Pick out each line in these entries that contains the string "draw".

>>>>>

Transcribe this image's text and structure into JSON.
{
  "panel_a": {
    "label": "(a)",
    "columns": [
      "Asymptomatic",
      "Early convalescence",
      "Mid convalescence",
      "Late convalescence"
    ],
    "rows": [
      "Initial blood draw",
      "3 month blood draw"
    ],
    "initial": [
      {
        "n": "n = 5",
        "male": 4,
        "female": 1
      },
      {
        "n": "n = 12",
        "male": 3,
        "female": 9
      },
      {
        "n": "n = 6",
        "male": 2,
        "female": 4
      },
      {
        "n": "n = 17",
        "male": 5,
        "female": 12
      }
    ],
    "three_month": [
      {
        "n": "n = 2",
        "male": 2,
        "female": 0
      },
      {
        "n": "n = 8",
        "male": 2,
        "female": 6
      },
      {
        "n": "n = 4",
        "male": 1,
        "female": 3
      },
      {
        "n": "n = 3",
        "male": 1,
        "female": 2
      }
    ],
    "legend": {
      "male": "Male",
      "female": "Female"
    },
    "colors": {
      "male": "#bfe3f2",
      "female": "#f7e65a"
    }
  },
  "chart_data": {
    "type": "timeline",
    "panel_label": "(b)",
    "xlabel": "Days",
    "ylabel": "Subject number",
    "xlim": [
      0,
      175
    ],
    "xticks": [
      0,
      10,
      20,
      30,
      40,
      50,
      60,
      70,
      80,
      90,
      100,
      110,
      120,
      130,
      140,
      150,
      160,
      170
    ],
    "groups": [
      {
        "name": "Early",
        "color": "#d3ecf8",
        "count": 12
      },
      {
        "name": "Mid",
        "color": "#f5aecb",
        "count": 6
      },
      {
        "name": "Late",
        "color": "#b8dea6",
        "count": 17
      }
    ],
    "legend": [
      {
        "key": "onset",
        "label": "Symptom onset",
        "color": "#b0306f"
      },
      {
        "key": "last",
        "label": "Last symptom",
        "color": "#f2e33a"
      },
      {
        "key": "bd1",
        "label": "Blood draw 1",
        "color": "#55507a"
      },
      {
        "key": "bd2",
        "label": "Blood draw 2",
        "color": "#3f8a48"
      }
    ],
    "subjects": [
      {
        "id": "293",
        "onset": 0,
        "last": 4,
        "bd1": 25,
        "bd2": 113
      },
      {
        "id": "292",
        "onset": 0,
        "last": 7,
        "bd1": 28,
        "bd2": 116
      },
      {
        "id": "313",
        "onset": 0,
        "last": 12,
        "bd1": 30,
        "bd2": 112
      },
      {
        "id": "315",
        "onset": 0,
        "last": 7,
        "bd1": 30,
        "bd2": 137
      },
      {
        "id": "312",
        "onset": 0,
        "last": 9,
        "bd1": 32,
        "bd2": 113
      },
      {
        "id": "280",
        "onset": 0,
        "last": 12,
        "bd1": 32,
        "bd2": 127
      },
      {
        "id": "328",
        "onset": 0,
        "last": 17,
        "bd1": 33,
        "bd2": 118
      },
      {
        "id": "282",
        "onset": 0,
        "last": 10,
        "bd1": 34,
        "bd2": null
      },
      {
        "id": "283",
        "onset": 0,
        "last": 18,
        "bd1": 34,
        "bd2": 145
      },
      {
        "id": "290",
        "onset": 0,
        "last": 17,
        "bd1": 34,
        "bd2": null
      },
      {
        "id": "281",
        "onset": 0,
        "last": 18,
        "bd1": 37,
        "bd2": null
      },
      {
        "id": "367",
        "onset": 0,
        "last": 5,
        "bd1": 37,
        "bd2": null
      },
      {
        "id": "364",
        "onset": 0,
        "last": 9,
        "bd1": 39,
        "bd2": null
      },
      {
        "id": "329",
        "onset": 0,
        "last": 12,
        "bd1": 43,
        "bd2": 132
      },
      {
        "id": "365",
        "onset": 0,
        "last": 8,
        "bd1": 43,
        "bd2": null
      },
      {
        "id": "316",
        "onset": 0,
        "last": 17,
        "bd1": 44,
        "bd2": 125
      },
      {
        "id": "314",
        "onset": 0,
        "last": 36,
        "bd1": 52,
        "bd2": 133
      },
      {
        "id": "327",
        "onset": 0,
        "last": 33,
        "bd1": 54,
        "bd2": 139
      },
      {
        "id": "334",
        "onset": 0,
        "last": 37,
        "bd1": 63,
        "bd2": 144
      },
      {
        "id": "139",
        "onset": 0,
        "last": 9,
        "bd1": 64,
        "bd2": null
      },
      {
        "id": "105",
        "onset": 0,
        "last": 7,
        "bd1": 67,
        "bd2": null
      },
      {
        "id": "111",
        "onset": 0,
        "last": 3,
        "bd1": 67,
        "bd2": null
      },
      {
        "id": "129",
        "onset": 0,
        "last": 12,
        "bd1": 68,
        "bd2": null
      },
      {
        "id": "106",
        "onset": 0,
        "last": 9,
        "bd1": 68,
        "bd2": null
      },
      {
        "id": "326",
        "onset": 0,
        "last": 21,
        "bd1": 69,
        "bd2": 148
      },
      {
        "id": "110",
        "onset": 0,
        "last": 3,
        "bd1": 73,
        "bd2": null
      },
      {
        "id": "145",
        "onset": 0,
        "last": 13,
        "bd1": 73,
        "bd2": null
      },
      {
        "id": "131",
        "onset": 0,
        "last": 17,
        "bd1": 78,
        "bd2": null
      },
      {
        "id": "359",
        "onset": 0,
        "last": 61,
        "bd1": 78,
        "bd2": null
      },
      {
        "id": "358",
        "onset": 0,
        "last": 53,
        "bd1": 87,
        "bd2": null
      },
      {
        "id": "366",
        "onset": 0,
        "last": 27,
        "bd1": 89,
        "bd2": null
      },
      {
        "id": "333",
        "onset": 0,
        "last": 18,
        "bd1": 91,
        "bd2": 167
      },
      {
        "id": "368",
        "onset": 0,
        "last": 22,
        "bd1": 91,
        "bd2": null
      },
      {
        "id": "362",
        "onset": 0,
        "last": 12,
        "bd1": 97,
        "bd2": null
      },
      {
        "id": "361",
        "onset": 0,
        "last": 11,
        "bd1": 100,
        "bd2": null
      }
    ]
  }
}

<<<<<

• Written solution:
      "Initial blood draw",
      "3 month blood draw"
        "label": "Blood draw 1",
        "label": "Blood draw 2",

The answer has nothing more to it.